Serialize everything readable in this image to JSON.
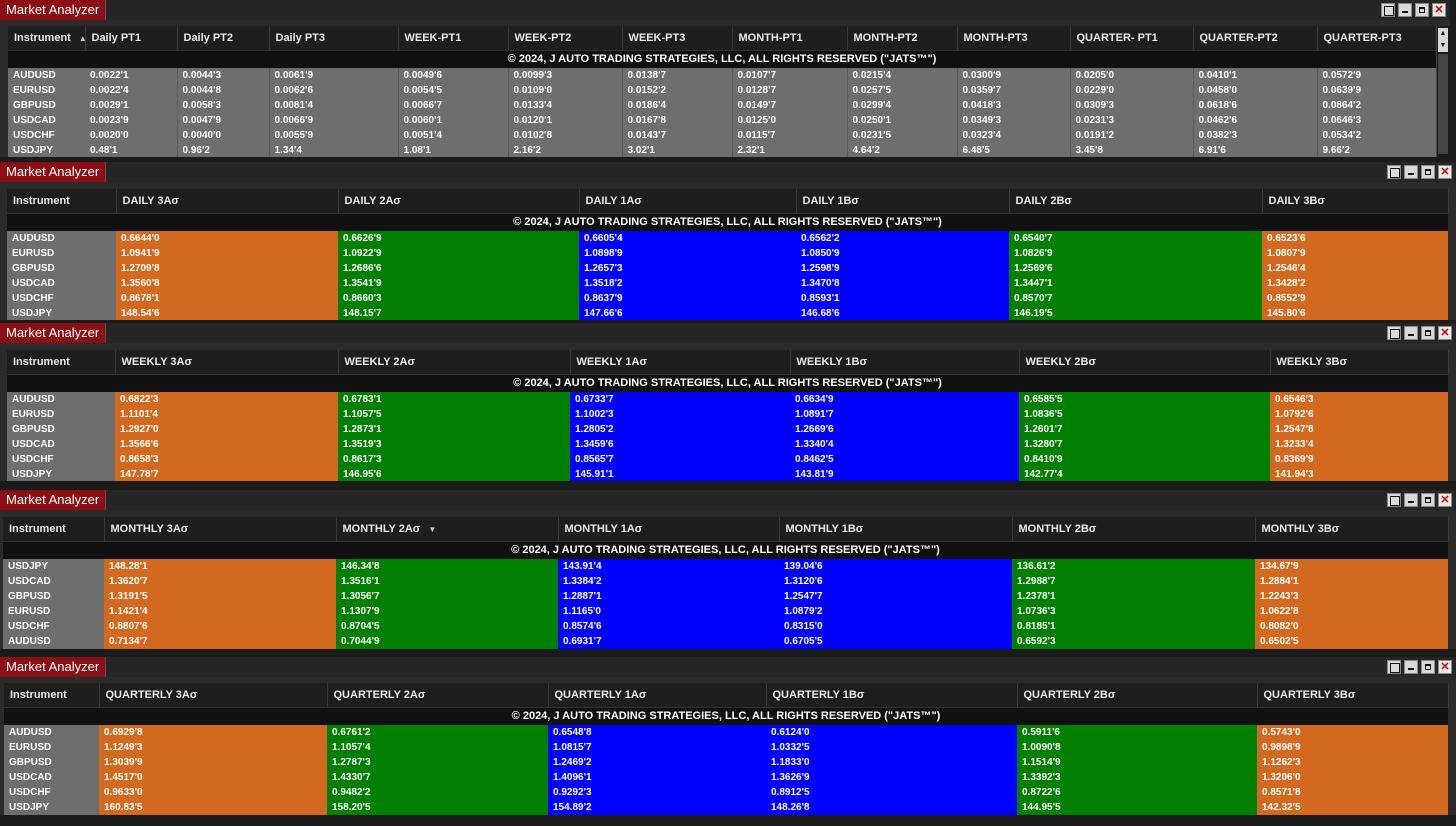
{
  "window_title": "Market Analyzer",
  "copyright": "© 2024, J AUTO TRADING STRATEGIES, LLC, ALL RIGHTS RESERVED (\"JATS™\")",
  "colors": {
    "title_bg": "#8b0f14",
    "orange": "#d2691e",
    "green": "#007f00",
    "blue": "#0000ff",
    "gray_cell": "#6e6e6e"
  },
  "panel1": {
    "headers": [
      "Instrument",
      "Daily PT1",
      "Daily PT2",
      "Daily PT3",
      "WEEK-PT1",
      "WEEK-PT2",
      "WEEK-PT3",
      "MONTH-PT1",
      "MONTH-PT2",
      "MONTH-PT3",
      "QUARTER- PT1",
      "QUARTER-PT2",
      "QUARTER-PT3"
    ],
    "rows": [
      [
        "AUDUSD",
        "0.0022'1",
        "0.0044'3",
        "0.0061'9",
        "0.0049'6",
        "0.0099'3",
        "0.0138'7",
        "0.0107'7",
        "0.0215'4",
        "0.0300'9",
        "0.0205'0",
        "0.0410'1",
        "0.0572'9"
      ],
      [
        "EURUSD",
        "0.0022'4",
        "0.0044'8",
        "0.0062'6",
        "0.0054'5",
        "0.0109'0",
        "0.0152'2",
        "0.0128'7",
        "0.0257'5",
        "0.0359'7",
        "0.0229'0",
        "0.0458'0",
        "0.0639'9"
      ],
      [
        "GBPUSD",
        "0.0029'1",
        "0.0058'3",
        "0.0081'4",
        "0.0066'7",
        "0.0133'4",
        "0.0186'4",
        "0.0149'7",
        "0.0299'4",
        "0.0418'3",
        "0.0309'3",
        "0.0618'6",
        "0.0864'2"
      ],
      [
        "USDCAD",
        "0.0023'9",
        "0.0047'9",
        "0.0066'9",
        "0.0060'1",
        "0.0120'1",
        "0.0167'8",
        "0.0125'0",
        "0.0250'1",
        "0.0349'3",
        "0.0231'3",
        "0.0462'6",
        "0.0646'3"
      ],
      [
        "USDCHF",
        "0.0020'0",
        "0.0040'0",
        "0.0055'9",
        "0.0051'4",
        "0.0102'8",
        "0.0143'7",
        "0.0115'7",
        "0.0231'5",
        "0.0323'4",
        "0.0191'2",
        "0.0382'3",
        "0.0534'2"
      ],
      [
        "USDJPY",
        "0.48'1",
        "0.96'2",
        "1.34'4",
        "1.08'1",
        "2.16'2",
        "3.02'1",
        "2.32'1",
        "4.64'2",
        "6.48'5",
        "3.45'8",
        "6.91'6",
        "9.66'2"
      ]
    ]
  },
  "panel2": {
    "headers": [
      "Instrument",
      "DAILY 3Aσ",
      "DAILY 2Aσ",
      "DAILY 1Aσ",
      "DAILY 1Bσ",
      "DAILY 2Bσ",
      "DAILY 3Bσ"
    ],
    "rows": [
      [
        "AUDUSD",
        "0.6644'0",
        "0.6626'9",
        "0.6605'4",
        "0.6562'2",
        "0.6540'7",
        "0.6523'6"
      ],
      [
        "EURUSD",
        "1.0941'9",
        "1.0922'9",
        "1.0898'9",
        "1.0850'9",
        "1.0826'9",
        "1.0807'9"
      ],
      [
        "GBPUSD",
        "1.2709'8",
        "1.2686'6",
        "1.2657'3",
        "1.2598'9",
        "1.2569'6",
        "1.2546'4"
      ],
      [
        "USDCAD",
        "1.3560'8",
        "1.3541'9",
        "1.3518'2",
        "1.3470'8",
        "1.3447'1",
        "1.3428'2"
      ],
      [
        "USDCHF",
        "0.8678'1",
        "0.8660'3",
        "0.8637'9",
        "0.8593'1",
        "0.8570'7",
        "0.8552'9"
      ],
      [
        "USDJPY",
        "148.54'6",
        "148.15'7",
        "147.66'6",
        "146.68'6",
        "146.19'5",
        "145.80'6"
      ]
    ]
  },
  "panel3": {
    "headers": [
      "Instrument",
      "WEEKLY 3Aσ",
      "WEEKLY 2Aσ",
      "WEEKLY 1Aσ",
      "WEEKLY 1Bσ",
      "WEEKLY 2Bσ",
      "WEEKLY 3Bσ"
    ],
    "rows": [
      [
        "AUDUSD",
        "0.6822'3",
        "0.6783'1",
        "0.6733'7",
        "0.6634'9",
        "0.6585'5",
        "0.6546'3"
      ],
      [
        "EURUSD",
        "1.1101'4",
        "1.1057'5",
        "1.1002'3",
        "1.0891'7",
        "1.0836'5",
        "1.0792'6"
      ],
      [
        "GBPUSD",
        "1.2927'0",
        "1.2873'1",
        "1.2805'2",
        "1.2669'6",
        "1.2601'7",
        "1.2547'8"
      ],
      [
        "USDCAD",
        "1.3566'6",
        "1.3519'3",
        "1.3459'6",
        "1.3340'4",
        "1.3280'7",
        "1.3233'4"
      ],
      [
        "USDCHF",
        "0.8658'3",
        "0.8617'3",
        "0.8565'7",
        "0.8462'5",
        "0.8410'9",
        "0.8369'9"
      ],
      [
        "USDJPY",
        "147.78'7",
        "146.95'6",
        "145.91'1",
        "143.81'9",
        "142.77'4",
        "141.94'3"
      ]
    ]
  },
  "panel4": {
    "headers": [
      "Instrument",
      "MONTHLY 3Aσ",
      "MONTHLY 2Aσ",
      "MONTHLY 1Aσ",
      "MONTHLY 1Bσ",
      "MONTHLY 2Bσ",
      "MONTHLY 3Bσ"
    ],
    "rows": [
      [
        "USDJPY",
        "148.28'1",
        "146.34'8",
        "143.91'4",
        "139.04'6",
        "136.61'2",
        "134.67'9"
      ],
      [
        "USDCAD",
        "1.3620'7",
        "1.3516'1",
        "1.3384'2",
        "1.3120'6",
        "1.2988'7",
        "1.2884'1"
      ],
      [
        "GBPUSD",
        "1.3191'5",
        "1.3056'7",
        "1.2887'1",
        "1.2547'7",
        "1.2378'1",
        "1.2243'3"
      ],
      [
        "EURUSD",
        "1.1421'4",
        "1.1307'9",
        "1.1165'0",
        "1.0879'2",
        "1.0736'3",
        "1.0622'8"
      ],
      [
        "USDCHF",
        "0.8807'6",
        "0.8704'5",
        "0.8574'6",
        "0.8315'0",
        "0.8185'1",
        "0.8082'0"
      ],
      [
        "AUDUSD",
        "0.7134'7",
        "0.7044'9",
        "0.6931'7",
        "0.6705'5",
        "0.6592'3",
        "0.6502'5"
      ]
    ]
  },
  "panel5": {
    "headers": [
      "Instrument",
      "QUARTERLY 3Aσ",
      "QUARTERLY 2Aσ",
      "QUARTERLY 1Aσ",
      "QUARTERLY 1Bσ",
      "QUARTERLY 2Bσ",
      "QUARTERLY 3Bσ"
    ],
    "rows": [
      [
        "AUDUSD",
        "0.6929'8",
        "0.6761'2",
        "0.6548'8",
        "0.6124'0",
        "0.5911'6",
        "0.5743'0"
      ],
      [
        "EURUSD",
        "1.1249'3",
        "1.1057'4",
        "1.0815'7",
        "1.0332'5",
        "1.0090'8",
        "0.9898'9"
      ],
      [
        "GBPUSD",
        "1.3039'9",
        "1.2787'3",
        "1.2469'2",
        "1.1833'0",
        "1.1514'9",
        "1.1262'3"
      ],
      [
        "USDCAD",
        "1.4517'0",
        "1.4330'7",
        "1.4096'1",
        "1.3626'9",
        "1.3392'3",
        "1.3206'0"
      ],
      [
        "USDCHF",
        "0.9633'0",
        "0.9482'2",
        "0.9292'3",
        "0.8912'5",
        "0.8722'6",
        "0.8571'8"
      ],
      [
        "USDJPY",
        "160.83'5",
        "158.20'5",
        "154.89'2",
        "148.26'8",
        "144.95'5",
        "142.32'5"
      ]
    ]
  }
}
§
◆ **What you will do**
Pull every line containing the word "MONTHLY" out of the entries above.

◆ **Output of the task**
      "MONTHLY 3Aσ",
      "MONTHLY 2Aσ",
      "MONTHLY 1Aσ",
      "MONTHLY 1Bσ",
      "MONTHLY 2Bσ",
      "MONTHLY 3Bσ"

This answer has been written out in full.